● **Task requirements**
Copy out the complete listing, word for word.

● **Material to process**
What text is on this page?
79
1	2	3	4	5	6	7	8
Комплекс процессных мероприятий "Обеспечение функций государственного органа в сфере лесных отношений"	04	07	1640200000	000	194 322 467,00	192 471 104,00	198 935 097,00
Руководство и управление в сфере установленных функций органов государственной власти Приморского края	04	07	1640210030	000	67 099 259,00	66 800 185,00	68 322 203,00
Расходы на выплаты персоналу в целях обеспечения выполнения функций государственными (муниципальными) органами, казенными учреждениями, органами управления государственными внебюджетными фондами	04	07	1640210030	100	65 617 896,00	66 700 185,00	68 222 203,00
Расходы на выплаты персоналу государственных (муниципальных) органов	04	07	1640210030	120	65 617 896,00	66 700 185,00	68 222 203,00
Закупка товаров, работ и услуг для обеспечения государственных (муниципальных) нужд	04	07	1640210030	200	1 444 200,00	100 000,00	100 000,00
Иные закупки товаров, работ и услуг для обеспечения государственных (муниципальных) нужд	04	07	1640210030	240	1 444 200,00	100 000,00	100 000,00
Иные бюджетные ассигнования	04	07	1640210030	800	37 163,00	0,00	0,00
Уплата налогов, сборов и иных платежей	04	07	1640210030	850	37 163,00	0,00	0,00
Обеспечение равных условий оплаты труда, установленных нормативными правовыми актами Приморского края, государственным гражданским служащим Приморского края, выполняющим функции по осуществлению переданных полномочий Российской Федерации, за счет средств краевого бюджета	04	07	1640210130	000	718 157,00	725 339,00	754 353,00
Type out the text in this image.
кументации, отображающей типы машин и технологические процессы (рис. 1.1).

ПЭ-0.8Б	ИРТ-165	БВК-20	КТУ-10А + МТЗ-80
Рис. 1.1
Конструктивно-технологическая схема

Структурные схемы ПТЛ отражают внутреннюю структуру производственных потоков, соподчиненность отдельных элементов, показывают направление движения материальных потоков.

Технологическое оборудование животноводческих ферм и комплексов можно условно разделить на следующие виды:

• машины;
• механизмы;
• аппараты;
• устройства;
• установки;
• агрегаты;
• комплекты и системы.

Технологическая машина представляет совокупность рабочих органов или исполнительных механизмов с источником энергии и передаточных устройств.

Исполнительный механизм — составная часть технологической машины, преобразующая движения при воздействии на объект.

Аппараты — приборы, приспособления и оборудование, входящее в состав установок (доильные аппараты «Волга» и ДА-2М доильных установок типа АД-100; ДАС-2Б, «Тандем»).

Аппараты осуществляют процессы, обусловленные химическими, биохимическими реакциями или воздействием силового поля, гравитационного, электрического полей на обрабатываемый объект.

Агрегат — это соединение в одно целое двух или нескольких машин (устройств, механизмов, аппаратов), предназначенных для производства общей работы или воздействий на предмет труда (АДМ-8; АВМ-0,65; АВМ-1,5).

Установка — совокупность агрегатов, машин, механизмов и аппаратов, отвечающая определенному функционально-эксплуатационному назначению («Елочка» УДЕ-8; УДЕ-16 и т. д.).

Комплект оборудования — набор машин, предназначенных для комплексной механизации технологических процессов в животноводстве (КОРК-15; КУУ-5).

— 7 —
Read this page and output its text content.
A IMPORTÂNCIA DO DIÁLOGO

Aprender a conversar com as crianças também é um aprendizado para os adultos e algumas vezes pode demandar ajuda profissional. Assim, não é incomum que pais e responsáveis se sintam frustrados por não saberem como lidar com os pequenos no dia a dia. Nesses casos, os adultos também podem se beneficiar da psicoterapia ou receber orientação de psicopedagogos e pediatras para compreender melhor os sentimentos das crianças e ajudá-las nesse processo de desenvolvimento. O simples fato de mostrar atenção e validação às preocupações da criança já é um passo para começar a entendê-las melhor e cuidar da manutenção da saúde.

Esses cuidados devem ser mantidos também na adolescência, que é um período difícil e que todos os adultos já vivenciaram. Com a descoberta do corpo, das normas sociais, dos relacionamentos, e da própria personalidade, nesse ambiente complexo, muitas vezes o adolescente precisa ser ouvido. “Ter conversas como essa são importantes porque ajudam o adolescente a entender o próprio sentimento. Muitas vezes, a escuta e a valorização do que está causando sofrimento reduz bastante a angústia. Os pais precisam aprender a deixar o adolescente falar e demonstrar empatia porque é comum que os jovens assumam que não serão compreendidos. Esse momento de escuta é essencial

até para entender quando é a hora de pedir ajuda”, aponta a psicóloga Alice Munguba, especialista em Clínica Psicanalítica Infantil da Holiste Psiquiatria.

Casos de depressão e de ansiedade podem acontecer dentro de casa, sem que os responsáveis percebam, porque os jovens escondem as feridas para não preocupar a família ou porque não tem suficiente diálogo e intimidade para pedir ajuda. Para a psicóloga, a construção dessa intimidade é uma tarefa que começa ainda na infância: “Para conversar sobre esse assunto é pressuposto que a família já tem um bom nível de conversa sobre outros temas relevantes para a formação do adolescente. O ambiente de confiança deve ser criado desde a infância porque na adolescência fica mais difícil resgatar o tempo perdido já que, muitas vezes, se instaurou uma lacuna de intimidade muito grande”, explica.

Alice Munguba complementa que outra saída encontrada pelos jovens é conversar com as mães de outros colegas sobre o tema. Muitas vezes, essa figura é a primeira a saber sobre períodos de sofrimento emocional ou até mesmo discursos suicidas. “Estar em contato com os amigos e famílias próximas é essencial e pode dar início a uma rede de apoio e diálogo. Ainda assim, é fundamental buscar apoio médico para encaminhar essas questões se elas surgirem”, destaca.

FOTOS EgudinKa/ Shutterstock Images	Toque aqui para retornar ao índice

● **Reply**
What text is on this page?
79
1	2	3	4	5	6	7	8
Комплекс процессных мероприятий "Обеспечение функций государственного органа в сфере лесных отношений"	04	07	1640200000	000	194 322 467,00	192 471 104,00	198 935 097,00
Руководство и управление в сфере установленных функций органов государственной власти Приморского края	04	07	1640210030	000	67 099 259,00	66 800 185,00	68 322 203,00
Расходы на выплаты персоналу в целях обеспечения выполнения функций государственными (муниципальными) органами, казенными учреждениями, органами управления государственными внебюджетными фондами	04	07	1640210030	100	65 617 896,00	66 700 185,00	68 222 203,00
Расходы на выплаты персоналу государственных (муниципальных) органов	04	07	1640210030	120	65 617 896,00	66 700 185,00	68 222 203,00
Закупка товаров, работ и услуг для обеспечения государственных (муниципальных) нужд	04	07	1640210030	200	1 444 200,00	100 000,00	100 000,00
Иные закупки товаров, работ и услуг для обеспечения государственных (муниципальных) нужд	04	07	1640210030	240	1 444 200,00	100 000,00	100 000,00
Иные бюджетные ассигнования	04	07	1640210030	800	37 163,00	0,00	0,00
Уплата налогов, сборов и иных платежей	04	07	1640210030	850	37 163,00	0,00	0,00
Обеспечение равных условий оплаты труда, установленных нормативными правовыми актами Приморского края, государственным гражданским служащим Приморского края, выполняющим функции по осуществлению переданных полномочий Российской Федерации, за счет средств краевого бюджета	04	07	1640210130	000	718 157,00	725 339,00	754 353,00
Type out the text in this image.
кументации, отображающей типы машин и технологические процессы (рис. 1.1).

ПЭ-0.8Б	ИРТ-165	БВК-20	КТУ-10А + МТЗ-80
Рис. 1.1
Конструктивно-технологическая схема

Структурные схемы ПТЛ отражают внутреннюю структуру производственных потоков, соподчиненность отдельных элементов, показывают направление движения материальных потоков.

Технологическое оборудование животноводческих ферм и комплексов можно условно разделить на следующие виды:

• машины;
• механизмы;
• аппараты;
• устройства;
• установки;
• агрегаты;
• комплекты и системы.

Технологическая машина представляет совокупность рабочих органов или исполнительных механизмов с источником энергии и передаточных устройств.

Исполнительный механизм — составная часть технологической машины, преобразующая движения при воздействии на объект.

Аппараты — приборы, приспособления и оборудование, входящее в состав установок (доильные аппараты «Волга» и ДА-2М доильных установок типа АД-100; ДАС-2Б, «Тандем»).

Аппараты осуществляют процессы, обусловленные химическими, биохимическими реакциями или воздействием силового поля, гравитационного, электрического полей на обрабатываемый объект.

Агрегат — это соединение в одно целое двух или нескольких машин (устройств, механизмов, аппаратов), предназначенных для производства общей работы или воздействий на предмет труда (АДМ-8; АВМ-0,65; АВМ-1,5).

Установка — совокупность агрегатов, машин, механизмов и аппаратов, отвечающая определенному функционально-эксплуатационному назначению («Елочка» УДЕ-8; УДЕ-16 и т. д.).

Комплект оборудования — набор машин, предназначенных для комплексной механизации технологических процессов в животноводстве (КОРК-15; КУУ-5).

— 7 —
Read this page and output its text content.
A IMPORTÂNCIA DO DIÁLOGO

Aprender a conversar com as crianças também é um aprendizado para os adultos e algumas vezes pode demandar ajuda profissional. Assim, não é incomum que pais e responsáveis se sintam frustrados por não saberem como lidar com os pequenos no dia a dia. Nesses casos, os adultos também podem se beneficiar da psicoterapia ou receber orientação de psicopedagogos e pediatras para compreender melhor os sentimentos das crianças e ajudá-las nesse processo de desenvolvimento. O simples fato de mostrar atenção e validação às preocupações da criança já é um passo para começar a entendê-las melhor e cuidar da manutenção da saúde.

Esses cuidados devem ser mantidos também na adolescência, que é um período difícil e que todos os adultos já vivenciaram. Com a descoberta do corpo, das normas sociais, dos relacionamentos, e da própria personalidade, nesse ambiente complexo, muitas vezes o adolescente precisa ser ouvido. “Ter conversas como essa são importantes porque ajudam o adolescente a entender o próprio sentimento. Muitas vezes, a escuta e a valorização do que está causando sofrimento reduz bastante a angústia. Os pais precisam aprender a deixar o adolescente falar e demonstrar empatia porque é comum que os jovens assumam que não serão compreendidos. Esse momento de escuta é essencial

até para entender quando é a hora de pedir ajuda”, aponta a psicóloga Alice Munguba, especialista em Clínica Psicanalítica Infantil da Holiste Psiquiatria.

Casos de depressão e de ansiedade podem acontecer dentro de casa, sem que os responsáveis percebam, porque os jovens escondem as feridas para não preocupar a família ou porque não tem suficiente diálogo e intimidade para pedir ajuda. Para a psicóloga, a construção dessa intimidade é uma tarefa que começa ainda na infância: “Para conversar sobre esse assunto é pressuposto que a família já tem um bom nível de conversa sobre outros temas relevantes para a formação do adolescente. O ambiente de confiança deve ser criado desde a infância porque na adolescência fica mais difícil resgatar o tempo perdido já que, muitas vezes, se instaurou uma lacuna de intimidade muito grande”, explica.

Alice Munguba complementa que outra saída encontrada pelos jovens é conversar com as mães de outros colegas sobre o tema. Muitas vezes, essa figura é a primeira a saber sobre períodos de sofrimento emocional ou até mesmo discursos suicidas. “Estar em contato com os amigos e famílias próximas é essencial e pode dar início a uma rede de apoio e diálogo. Ainda assim, é fundamental buscar apoio médico para encaminhar essas questões se elas surgirem”, destaca.

FOTOS EgudinKa/ Shutterstock Images	Toque aqui para retornar ao índice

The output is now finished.